### What you will do:
Output the records exactly as they appear, with no pictures included.

---------------

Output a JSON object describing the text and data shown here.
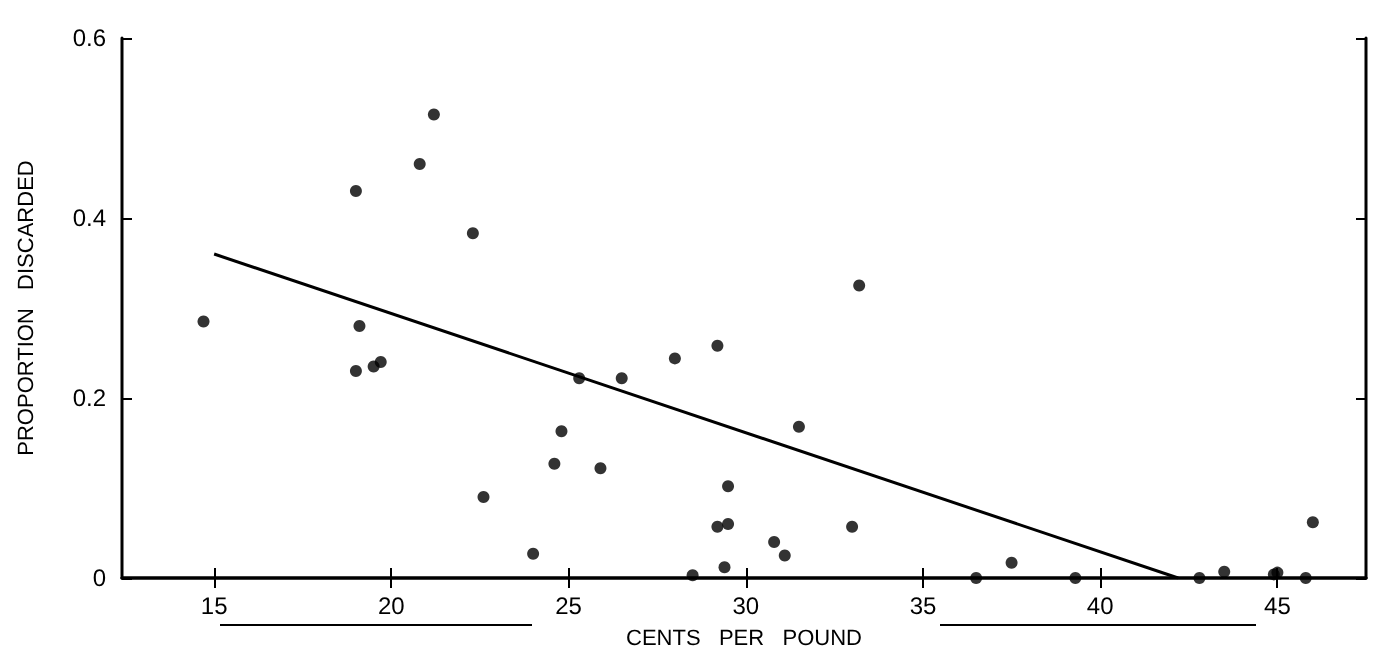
{
  "chart_data": {
    "type": "scatter",
    "xlabel": "CENTS   PER   POUND",
    "ylabel": "PROPORTION   DISCARDED",
    "xlim": [
      12.4,
      47.5
    ],
    "xticks": [
      15,
      20,
      25,
      30,
      35,
      40,
      45
    ],
    "ylim": [
      0,
      0.6
    ],
    "yticks": [
      0,
      0.2,
      0.4,
      0.6
    ],
    "grid": false,
    "series": [
      {
        "color": "#000000",
        "marker": "circle",
        "x": [
          14.7,
          19.0,
          19.1,
          19.0,
          19.5,
          19.7,
          20.8,
          21.2,
          22.3,
          22.6,
          24.0,
          24.6,
          24.8,
          25.3,
          25.9,
          26.5,
          28.0,
          28.5,
          29.2,
          29.2,
          29.4,
          29.5,
          29.5,
          30.8,
          31.1,
          31.5,
          33.0,
          33.2,
          36.5,
          37.5,
          39.3,
          42.8,
          43.5,
          44.9,
          45.0,
          45.8,
          46.0
        ],
        "values": [
          0.285,
          0.43,
          0.28,
          0.23,
          0.235,
          0.24,
          0.46,
          0.515,
          0.383,
          0.09,
          0.027,
          0.127,
          0.163,
          0.222,
          0.122,
          0.222,
          0.244,
          0.003,
          0.258,
          0.057,
          0.012,
          0.06,
          0.102,
          0.04,
          0.025,
          0.168,
          0.057,
          0.325,
          0.0,
          0.017,
          0.0,
          0.0,
          0.007,
          0.004,
          0.006,
          0.0,
          0.062
        ]
      },
      {
        "type": "line",
        "color": "#000000",
        "marker": "none",
        "line_style": "solid",
        "x": [
          15,
          42.2
        ],
        "values": [
          0.36,
          0
        ]
      }
    ]
  }
}
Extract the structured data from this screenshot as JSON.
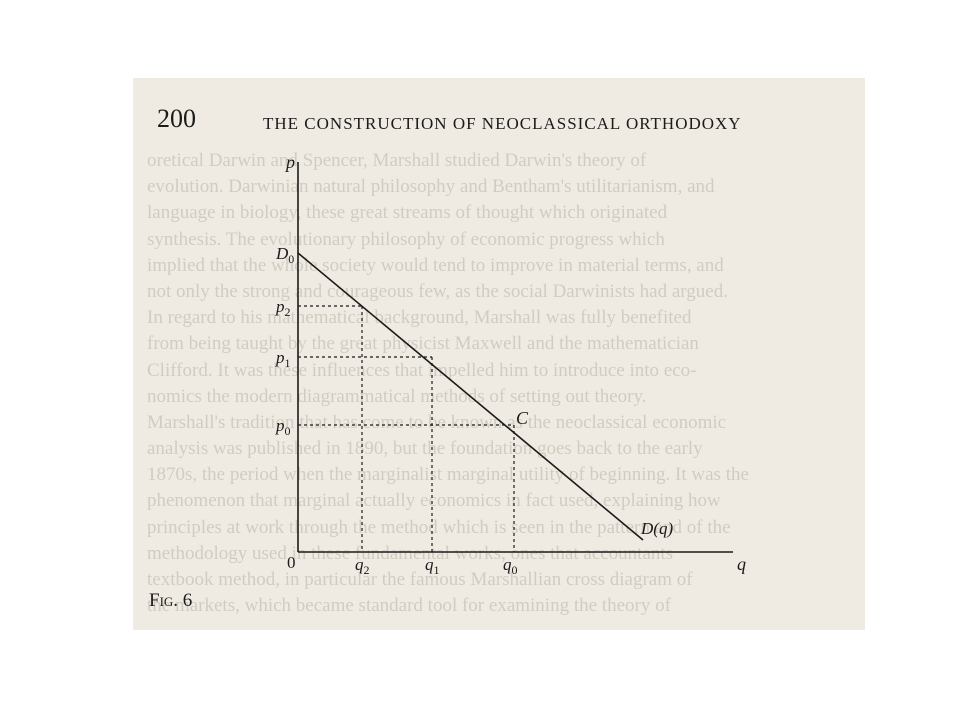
{
  "page": {
    "number": "200",
    "running_head": "THE CONSTRUCTION OF NEOCLASSICAL ORTHODOXY"
  },
  "figure": {
    "caption": "Fig. 6",
    "axis_labels": {
      "y": "p",
      "x": "q"
    },
    "origin_label": "0",
    "y_tick_labels": {
      "d0": "D0",
      "p2": "p2",
      "p1": "p1",
      "p0": "p0"
    },
    "x_tick_labels": {
      "q2": "q2",
      "q1": "q1",
      "q0": "q0"
    },
    "point_label": "C",
    "curve_label": "D(q)"
  },
  "bleed_through_lines": [
    "oretical Darwin and Spencer, Marshall studied Darwin's theory of",
    "evolution. Darwinian natural philosophy and Bentham's utilitarianism, and",
    "language in biology, these great streams of thought which originated",
    "synthesis. The evolutionary philosophy of economic progress which",
    "implied that the whole society would tend to improve in material terms, and",
    "not only the strong and courageous few, as the social Darwinists had argued.",
    "In regard to his mathematical background, Marshall was fully benefited",
    "from being taught by the great physicist Maxwell and the mathematician",
    "Clifford. It was these influences that impelled him to introduce into eco-",
    "nomics the modern diagrammatical methods of setting out theory.",
    "Marshall's tradition that has come to be known as the neoclassical economic",
    "analysis was published in 1890, but the foundation goes back to the early",
    "1870s, the period when the marginalist marginal utility of beginning. It was the",
    "phenomenon that marginal actually economics in fact used, explaining how",
    "principles at work through the method which is seen in the pattern and of the",
    "methodology used in these fundamental works, ones that accountants",
    "textbook method, in particular the famous Marshallian cross diagram of",
    "the markets, which became standard tool for examining the theory of"
  ]
}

---------------

### Solution to this task:
Output a JSON object describing the text and data shown here.
{
  "chart_data": {
    "type": "scatter",
    "xlabel": "CENTS   PER   POUND",
    "ylabel": "PROPORTION   DISCARDED",
    "xlim": [
      12.4,
      47.5
    ],
    "xticks": [
      15,
      20,
      25,
      30,
      35,
      40,
      45
    ],
    "ylim": [
      0,
      0.6
    ],
    "yticks": [
      0,
      0.2,
      0.4,
      0.6
    ],
    "grid": false,
    "series": [
      {
        "color": "#000000",
        "marker": "circle",
        "x": [
          14.7,
          19.0,
          19.1,
          19.0,
          19.5,
          19.7,
          20.8,
          21.2,
          22.3,
          22.6,
          24.0,
          24.6,
          24.8,
          25.3,
          25.9,
          26.5,
          28.0,
          28.5,
          29.2,
          29.2,
          29.4,
          29.5,
          29.5,
          30.8,
          31.1,
          31.5,
          33.0,
          33.2,
          36.5,
          37.5,
          39.3,
          42.8,
          43.5,
          44.9,
          45.0,
          45.8,
          46.0
        ],
        "values": [
          0.285,
          0.43,
          0.28,
          0.23,
          0.235,
          0.24,
          0.46,
          0.515,
          0.383,
          0.09,
          0.027,
          0.127,
          0.163,
          0.222,
          0.122,
          0.222,
          0.244,
          0.003,
          0.258,
          0.057,
          0.012,
          0.06,
          0.102,
          0.04,
          0.025,
          0.168,
          0.057,
          0.325,
          0.0,
          0.017,
          0.0,
          0.0,
          0.007,
          0.004,
          0.006,
          0.0,
          0.062
        ]
      },
      {
        "type": "line",
        "color": "#000000",
        "marker": "none",
        "line_style": "solid",
        "x": [
          15,
          42.2
        ],
        "values": [
          0.36,
          0
        ]
      }
    ]
  }
}
Extract the structured data from this screenshot as JSON.
{
  "page": {
    "number": "200",
    "running_head": "THE CONSTRUCTION OF NEOCLASSICAL ORTHODOXY"
  },
  "figure": {
    "caption": "Fig. 6",
    "axis_labels": {
      "y": "p",
      "x": "q"
    },
    "origin_label": "0",
    "y_tick_labels": {
      "d0": "D0",
      "p2": "p2",
      "p1": "p1",
      "p0": "p0"
    },
    "x_tick_labels": {
      "q2": "q2",
      "q1": "q1",
      "q0": "q0"
    },
    "point_label": "C",
    "curve_label": "D(q)"
  },
  "bleed_through_lines": [
    "oretical Darwin and Spencer, Marshall studied Darwin's theory of",
    "evolution. Darwinian natural philosophy and Bentham's utilitarianism, and",
    "language in biology, these great streams of thought which originated",
    "synthesis. The evolutionary philosophy of economic progress which",
    "implied that the whole society would tend to improve in material terms, and",
    "not only the strong and courageous few, as the social Darwinists had argued.",
    "In regard to his mathematical background, Marshall was fully benefited",
    "from being taught by the great physicist Maxwell and the mathematician",
    "Clifford. It was these influences that impelled him to introduce into eco-",
    "nomics the modern diagrammatical methods of setting out theory.",
    "Marshall's tradition that has come to be known as the neoclassical economic",
    "analysis was published in 1890, but the foundation goes back to the early",
    "1870s, the period when the marginalist marginal utility of beginning. It was the",
    "phenomenon that marginal actually economics in fact used, explaining how",
    "principles at work through the method which is seen in the pattern and of the",
    "methodology used in these fundamental works, ones that accountants",
    "textbook method, in particular the famous Marshallian cross diagram of",
    "the markets, which became standard tool for examining the theory of"
  ]
}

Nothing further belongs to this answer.